(Set problem):
Output, word for word, every line from the line with "Convert this chart to structured JSON data." through the final line of the data below.

(Supplied records):

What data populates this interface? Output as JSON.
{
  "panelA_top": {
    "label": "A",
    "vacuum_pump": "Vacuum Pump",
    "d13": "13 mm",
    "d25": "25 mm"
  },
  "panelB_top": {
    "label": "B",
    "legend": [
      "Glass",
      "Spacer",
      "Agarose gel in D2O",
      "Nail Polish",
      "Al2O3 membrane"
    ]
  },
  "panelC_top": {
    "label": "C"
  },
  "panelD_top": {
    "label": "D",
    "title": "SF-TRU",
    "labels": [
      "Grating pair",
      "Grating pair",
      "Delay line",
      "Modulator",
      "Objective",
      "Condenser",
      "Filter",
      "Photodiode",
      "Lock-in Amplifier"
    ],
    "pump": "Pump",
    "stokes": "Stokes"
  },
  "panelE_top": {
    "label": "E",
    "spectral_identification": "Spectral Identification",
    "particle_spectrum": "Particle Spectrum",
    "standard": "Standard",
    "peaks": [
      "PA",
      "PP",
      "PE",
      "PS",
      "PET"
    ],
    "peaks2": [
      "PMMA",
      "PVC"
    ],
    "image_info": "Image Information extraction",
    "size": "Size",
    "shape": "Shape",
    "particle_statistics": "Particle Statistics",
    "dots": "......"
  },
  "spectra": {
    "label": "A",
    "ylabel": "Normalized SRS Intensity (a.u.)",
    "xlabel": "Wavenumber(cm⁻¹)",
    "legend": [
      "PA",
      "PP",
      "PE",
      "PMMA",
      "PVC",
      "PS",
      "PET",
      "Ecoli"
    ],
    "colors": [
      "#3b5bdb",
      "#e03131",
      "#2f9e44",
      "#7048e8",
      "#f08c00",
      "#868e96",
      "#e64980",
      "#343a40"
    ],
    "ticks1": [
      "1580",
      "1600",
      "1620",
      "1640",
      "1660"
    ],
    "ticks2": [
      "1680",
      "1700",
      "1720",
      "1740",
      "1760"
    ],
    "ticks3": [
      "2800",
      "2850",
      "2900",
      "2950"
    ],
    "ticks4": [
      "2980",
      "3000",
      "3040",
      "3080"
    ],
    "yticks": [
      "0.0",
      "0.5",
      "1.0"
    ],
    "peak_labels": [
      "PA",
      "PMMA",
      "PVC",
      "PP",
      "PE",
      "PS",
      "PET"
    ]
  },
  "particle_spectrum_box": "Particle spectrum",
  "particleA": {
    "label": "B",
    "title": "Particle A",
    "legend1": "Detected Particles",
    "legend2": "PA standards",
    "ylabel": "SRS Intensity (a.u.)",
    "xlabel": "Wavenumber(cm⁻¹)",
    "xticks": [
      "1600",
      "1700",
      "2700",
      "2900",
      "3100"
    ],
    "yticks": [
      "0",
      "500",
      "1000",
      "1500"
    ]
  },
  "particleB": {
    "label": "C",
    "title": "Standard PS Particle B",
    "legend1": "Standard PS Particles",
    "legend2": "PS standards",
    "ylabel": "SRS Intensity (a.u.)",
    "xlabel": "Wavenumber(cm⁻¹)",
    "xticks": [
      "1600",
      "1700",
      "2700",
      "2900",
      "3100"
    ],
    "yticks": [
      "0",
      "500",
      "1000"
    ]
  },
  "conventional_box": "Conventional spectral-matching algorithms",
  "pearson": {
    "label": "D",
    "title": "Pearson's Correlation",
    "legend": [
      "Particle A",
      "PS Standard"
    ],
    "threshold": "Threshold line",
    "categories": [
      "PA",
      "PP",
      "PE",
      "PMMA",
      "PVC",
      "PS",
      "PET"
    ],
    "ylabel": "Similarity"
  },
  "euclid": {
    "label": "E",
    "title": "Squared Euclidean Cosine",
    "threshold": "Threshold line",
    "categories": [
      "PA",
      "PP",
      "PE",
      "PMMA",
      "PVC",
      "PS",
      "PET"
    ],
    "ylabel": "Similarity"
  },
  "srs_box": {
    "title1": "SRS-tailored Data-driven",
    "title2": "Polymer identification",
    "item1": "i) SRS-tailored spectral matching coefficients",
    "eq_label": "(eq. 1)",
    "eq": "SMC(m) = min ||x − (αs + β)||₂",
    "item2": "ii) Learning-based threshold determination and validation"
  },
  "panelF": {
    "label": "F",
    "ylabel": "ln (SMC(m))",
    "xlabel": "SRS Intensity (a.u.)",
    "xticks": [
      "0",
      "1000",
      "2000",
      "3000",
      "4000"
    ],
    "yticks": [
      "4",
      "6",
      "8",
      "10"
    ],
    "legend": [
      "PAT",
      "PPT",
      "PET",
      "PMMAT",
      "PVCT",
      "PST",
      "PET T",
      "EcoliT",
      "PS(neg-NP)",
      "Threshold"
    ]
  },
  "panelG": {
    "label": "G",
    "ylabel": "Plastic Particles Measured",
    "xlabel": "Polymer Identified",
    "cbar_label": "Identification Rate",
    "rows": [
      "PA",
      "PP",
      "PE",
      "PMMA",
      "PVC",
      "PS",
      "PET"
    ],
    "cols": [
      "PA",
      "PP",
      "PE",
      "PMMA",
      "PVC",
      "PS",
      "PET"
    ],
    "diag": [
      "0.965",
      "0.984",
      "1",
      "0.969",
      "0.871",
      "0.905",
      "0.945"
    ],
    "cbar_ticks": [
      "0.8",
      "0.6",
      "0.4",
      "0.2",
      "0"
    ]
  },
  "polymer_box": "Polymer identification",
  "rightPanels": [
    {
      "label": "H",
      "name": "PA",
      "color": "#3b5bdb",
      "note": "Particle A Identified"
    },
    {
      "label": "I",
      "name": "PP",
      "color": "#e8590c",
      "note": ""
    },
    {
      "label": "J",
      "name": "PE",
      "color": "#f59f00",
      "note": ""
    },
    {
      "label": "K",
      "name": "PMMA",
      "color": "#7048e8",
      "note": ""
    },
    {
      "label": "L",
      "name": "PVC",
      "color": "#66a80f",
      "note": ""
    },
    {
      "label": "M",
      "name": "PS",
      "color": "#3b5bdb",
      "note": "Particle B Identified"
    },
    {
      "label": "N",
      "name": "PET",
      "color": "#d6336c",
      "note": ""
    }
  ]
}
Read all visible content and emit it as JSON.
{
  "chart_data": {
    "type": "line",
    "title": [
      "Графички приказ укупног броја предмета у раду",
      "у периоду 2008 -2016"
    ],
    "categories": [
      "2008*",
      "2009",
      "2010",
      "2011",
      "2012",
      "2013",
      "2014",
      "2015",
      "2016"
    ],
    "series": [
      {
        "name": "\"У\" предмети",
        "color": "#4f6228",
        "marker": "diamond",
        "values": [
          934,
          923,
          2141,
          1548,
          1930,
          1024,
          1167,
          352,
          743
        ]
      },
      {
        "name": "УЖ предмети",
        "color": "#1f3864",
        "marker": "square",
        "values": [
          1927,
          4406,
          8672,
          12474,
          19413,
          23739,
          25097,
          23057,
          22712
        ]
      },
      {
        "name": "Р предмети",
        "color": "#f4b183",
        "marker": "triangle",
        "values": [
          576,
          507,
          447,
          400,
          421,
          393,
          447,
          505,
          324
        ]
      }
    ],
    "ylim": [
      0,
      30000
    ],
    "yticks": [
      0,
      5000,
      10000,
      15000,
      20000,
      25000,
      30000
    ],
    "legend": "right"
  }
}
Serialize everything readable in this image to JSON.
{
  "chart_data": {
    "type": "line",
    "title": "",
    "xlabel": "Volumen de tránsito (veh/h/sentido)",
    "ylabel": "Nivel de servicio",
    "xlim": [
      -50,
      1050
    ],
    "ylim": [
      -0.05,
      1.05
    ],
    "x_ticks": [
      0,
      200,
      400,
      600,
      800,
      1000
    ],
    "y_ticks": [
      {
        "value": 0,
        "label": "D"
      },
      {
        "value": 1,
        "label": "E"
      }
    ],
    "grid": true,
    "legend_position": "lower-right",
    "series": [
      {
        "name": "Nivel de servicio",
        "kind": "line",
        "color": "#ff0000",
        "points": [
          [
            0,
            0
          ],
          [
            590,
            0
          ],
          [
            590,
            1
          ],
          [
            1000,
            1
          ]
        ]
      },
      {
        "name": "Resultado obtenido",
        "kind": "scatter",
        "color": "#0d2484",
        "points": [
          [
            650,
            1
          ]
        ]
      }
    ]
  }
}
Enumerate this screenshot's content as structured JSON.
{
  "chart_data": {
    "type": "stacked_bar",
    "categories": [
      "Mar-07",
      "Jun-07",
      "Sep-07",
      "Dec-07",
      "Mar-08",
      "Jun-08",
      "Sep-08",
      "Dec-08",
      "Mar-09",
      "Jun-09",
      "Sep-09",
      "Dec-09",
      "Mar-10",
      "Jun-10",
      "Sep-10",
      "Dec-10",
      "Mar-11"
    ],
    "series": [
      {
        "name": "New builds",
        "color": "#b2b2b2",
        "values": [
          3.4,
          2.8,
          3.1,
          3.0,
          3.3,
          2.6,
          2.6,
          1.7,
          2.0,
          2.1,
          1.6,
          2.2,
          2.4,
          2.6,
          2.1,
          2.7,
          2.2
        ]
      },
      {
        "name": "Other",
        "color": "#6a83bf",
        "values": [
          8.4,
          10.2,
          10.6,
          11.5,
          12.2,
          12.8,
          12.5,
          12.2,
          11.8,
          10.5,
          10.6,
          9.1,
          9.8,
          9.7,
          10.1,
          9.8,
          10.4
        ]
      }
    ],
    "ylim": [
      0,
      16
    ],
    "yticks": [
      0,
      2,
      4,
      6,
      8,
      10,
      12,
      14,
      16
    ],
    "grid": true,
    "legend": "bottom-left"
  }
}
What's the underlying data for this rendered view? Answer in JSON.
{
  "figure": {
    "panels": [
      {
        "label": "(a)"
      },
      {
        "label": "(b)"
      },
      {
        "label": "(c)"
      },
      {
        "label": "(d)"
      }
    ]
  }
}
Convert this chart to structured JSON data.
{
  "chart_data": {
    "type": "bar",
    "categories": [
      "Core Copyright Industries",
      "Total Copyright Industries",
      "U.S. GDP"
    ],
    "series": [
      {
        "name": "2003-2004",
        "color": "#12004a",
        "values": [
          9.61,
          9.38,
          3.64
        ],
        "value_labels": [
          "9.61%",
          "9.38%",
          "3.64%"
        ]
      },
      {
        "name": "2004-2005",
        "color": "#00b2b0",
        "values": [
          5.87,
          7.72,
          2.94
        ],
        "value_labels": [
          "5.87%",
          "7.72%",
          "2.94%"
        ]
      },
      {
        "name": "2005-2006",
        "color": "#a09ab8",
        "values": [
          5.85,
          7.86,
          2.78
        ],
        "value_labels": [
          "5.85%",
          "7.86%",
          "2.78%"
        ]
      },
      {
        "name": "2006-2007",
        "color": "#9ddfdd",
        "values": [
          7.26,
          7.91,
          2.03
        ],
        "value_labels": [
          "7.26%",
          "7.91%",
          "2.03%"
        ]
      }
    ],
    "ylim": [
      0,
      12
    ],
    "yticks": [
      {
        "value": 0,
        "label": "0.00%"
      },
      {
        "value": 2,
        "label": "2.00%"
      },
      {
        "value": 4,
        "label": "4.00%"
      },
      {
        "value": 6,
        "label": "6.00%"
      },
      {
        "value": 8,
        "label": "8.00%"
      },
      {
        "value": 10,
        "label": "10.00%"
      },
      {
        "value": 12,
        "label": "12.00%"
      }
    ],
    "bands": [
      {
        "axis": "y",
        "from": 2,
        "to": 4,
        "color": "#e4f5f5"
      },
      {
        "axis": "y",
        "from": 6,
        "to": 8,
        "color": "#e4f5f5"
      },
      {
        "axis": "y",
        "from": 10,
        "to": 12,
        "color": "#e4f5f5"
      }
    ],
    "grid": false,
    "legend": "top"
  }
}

(Task solution):
Convert this chart to structured JSON data.
{
  "chart_data": {
    "type": "bar",
    "categories": [
      "Core Copyright Industries",
      "Total Copyright Industries",
      "U.S. GDP"
    ],
    "series": [
      {
        "name": "2003-2004",
        "color": "#12004a",
        "values": [
          9.61,
          9.38,
          3.64
        ],
        "value_labels": [
          "9.61%",
          "9.38%",
          "3.64%"
        ]
      },
      {
        "name": "2004-2005",
        "color": "#00b2b0",
        "values": [
          5.87,
          7.72,
          2.94
        ],
        "value_labels": [
          "5.87%",
          "7.72%",
          "2.94%"
        ]
      },
      {
        "name": "2005-2006",
        "color": "#a09ab8",
        "values": [
          5.85,
          7.86,
          2.78
        ],
        "value_labels": [
          "5.85%",
          "7.86%",
          "2.78%"
        ]
      },
      {
        "name": "2006-2007",
        "color": "#9ddfdd",
        "values": [
          7.26,
          7.91,
          2.03
        ],
        "value_labels": [
          "7.26%",
          "7.91%",
          "2.03%"
        ]
      }
    ],
    "ylim": [
      0,
      12
    ],
    "yticks": [
      {
        "value": 0,
        "label": "0.00%"
      },
      {
        "value": 2,
        "label": "2.00%"
      },
      {
        "value": 4,
        "label": "4.00%"
      },
      {
        "value": 6,
        "label": "6.00%"
      },
      {
        "value": 8,
        "label": "8.00%"
      },
      {
        "value": 10,
        "label": "10.00%"
      },
      {
        "value": 12,
        "label": "12.00%"
      }
    ],
    "bands": [
      {
        "axis": "y",
        "from": 2,
        "to": 4,
        "color": "#e4f5f5"
      },
      {
        "axis": "y",
        "from": 6,
        "to": 8,
        "color": "#e4f5f5"
      },
      {
        "axis": "y",
        "from": 10,
        "to": 12,
        "color": "#e4f5f5"
      }
    ],
    "grid": false,
    "legend": "top"
  }
}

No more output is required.